* **What to work on**
Count how many lines hold the string "Front". Answer with that number and nothing more.

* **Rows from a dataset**
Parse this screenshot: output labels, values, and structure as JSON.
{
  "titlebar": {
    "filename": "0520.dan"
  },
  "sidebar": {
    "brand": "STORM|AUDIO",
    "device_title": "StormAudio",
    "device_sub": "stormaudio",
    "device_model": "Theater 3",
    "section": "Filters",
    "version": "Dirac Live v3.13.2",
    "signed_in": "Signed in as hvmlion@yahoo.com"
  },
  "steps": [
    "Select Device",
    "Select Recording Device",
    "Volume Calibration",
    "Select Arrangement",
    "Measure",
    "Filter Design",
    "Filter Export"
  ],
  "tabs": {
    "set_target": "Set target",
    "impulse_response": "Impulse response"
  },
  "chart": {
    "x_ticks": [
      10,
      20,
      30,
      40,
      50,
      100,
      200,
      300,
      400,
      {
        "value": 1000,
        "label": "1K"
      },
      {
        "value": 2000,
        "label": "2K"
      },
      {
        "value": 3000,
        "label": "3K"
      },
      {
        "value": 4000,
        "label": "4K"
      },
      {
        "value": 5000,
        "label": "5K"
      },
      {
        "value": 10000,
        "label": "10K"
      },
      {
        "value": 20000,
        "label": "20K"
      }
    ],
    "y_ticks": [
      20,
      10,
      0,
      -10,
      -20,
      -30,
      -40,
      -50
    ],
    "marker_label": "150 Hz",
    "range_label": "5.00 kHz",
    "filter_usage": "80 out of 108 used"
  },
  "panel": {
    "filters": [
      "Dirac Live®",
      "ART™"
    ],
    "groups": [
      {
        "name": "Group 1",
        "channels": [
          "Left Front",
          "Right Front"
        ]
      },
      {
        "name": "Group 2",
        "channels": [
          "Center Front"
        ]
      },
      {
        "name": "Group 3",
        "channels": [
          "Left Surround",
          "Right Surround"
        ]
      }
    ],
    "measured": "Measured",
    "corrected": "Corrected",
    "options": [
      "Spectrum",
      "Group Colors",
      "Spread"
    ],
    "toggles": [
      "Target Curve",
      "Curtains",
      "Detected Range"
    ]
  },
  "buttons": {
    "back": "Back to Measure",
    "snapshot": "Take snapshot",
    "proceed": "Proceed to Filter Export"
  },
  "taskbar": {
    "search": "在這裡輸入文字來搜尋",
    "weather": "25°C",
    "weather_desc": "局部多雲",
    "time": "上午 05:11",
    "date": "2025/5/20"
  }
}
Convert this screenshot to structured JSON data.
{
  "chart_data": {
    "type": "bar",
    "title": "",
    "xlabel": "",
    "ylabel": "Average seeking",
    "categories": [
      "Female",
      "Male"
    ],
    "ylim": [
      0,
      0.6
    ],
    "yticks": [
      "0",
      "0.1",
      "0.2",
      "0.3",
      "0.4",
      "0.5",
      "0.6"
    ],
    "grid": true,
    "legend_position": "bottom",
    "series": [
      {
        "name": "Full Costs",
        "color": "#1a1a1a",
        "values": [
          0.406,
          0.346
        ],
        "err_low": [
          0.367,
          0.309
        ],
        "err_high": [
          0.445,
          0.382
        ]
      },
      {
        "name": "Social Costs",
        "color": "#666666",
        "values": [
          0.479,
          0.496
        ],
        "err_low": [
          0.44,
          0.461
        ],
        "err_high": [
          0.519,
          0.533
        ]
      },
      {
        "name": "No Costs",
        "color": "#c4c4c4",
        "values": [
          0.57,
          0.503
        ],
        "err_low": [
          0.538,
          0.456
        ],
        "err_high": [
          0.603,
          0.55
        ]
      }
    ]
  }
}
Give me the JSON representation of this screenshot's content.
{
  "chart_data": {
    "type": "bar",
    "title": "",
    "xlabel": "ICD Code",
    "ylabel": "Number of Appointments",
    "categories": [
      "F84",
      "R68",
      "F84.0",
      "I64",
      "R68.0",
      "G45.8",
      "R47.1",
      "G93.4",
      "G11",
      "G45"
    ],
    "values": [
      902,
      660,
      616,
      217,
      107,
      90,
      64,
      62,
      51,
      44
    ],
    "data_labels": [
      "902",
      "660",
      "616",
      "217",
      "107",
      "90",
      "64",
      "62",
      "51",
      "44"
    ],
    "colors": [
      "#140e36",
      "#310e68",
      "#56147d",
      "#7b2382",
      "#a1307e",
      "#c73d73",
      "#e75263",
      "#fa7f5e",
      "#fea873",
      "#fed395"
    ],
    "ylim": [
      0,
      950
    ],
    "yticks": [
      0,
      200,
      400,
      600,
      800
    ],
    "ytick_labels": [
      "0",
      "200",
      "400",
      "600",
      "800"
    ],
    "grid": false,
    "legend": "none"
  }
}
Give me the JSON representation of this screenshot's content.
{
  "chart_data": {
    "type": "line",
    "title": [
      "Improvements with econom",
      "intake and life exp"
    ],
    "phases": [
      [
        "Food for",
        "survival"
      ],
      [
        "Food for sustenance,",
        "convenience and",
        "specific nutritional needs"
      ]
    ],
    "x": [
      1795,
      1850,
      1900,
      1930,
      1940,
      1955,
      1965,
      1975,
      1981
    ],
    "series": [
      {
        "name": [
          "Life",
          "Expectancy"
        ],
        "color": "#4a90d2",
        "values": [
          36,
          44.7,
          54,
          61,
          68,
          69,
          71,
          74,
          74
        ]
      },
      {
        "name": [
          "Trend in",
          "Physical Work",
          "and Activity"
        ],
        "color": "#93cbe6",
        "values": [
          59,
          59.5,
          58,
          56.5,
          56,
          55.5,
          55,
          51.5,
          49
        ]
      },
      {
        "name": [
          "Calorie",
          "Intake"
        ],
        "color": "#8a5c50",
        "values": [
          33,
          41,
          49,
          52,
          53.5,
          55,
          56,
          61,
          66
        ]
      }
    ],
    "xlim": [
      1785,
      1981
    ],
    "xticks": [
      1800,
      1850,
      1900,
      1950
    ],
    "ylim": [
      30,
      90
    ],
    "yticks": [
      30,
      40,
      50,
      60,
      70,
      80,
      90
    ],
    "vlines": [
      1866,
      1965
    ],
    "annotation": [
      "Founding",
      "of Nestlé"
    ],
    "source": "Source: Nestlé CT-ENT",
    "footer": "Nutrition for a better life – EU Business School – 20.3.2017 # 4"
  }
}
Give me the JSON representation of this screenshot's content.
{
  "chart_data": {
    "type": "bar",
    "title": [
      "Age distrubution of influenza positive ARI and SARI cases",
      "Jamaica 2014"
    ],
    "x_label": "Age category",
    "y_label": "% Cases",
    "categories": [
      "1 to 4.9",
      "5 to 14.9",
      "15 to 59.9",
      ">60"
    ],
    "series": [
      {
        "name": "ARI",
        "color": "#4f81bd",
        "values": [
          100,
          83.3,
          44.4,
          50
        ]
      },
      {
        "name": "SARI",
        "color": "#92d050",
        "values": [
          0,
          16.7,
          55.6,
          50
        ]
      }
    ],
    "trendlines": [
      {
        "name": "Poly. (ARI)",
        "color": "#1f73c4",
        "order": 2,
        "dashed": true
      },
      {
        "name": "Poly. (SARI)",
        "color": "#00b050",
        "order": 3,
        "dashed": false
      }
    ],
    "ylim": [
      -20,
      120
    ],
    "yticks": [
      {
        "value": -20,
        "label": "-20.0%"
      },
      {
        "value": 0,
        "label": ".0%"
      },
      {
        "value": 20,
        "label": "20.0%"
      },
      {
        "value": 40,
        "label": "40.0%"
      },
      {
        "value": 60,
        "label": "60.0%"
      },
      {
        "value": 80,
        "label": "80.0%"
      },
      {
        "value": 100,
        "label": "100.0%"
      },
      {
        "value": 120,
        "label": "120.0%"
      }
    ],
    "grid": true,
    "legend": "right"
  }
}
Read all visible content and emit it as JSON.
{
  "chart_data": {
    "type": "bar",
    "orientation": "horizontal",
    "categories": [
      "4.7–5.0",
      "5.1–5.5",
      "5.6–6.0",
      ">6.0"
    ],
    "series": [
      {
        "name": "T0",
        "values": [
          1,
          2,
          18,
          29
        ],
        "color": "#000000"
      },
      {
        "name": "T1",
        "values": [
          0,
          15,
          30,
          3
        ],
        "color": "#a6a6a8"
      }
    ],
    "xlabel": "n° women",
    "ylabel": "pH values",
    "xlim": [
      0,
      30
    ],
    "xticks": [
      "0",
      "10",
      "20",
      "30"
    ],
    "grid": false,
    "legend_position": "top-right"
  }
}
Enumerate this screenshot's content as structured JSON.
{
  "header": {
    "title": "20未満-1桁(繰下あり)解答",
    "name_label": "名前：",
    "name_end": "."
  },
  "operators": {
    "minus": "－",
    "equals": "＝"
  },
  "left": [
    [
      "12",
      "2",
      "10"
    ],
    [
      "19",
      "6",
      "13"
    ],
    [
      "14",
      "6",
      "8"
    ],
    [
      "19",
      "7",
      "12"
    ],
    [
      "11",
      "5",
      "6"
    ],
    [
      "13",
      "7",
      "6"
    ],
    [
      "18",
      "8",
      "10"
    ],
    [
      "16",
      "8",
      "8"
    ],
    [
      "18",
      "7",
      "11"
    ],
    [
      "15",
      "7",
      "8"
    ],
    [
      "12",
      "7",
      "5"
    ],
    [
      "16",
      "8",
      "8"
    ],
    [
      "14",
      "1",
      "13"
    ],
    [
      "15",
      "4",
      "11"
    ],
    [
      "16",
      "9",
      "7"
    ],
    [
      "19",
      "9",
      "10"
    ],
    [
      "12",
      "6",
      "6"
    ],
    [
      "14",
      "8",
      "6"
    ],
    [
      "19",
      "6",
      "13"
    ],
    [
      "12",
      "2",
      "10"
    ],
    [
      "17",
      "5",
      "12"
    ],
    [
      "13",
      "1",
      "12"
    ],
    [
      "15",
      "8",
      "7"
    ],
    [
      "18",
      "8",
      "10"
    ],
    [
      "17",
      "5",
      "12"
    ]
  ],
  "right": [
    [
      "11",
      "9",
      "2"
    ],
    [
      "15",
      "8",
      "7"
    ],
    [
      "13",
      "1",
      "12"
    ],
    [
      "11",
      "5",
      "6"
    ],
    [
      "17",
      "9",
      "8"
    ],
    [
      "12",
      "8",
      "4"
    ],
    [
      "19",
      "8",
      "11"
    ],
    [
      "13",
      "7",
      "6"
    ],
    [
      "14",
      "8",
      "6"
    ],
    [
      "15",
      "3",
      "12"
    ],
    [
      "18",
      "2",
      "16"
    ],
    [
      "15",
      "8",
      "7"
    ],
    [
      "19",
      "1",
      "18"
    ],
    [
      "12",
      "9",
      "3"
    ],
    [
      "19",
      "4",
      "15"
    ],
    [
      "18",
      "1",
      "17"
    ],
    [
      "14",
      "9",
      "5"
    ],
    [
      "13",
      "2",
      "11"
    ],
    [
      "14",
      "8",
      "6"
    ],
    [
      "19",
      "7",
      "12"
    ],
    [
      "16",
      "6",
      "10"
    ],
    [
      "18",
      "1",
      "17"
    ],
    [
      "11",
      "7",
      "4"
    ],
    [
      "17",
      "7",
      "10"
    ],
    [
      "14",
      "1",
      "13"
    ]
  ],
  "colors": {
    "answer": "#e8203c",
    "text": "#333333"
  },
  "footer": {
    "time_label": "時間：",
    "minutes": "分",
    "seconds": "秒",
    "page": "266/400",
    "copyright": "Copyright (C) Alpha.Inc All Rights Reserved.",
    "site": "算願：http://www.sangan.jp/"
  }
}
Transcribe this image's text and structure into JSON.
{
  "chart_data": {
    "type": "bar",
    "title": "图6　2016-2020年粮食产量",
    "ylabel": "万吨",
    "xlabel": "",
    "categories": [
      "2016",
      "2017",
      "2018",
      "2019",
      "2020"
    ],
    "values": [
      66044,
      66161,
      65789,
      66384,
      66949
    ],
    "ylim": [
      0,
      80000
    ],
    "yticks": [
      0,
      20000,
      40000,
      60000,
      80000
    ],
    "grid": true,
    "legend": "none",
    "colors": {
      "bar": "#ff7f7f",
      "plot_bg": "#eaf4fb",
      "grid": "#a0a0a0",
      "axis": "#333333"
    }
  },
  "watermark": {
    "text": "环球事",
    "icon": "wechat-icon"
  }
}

* **Answer to the exercise**
3